- **DIRECTION**
Copy every record word for word.

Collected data
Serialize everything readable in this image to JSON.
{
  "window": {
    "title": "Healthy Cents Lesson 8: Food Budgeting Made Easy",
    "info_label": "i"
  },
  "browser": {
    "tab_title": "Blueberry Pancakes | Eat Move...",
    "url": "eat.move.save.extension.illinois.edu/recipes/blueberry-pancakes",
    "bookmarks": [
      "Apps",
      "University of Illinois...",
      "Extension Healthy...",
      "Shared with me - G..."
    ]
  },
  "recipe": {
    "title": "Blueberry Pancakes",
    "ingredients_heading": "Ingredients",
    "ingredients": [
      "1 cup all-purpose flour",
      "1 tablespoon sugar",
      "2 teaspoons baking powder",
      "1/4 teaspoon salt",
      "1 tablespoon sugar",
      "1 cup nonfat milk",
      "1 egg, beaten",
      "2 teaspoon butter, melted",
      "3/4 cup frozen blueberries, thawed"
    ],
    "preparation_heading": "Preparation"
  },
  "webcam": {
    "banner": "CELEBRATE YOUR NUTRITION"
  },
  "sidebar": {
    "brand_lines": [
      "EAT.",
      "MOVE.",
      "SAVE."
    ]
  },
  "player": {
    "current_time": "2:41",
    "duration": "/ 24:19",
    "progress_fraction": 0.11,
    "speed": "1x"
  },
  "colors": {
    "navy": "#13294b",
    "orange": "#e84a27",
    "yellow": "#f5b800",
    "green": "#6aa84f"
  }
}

- **FINAL RESULT**
Serialize everything readable in this image to JSON.
{
  "window": {
    "title": "Healthy Cents Lesson 8: Food Budgeting Made Easy",
    "info_label": "i"
  },
  "browser": {
    "tab_title": "Blueberry Pancakes | Eat Move...",
    "url": "eat.move.save.extension.illinois.edu/recipes/blueberry-pancakes",
    "bookmarks": [
      "Apps",
      "University of Illinois...",
      "Extension Healthy...",
      "Shared with me - G..."
    ]
  },
  "recipe": {
    "title": "Blueberry Pancakes",
    "ingredients_heading": "Ingredients",
    "ingredients": [
      "1 cup all-purpose flour",
      "1 tablespoon sugar",
      "2 teaspoons baking powder",
      "1/4 teaspoon salt",
      "1 tablespoon sugar",
      "1 cup nonfat milk",
      "1 egg, beaten",
      "2 teaspoon butter, melted",
      "3/4 cup frozen blueberries, thawed"
    ],
    "preparation_heading": "Preparation"
  },
  "webcam": {
    "banner": "CELEBRATE YOUR NUTRITION"
  },
  "sidebar": {
    "brand_lines": [
      "EAT.",
      "MOVE.",
      "SAVE."
    ]
  },
  "player": {
    "current_time": "2:41",
    "duration": "/ 24:19",
    "progress_fraction": 0.11,
    "speed": "1x"
  },
  "colors": {
    "navy": "#13294b",
    "orange": "#e84a27",
    "yellow": "#f5b800",
    "green": "#6aa84f"
  }
}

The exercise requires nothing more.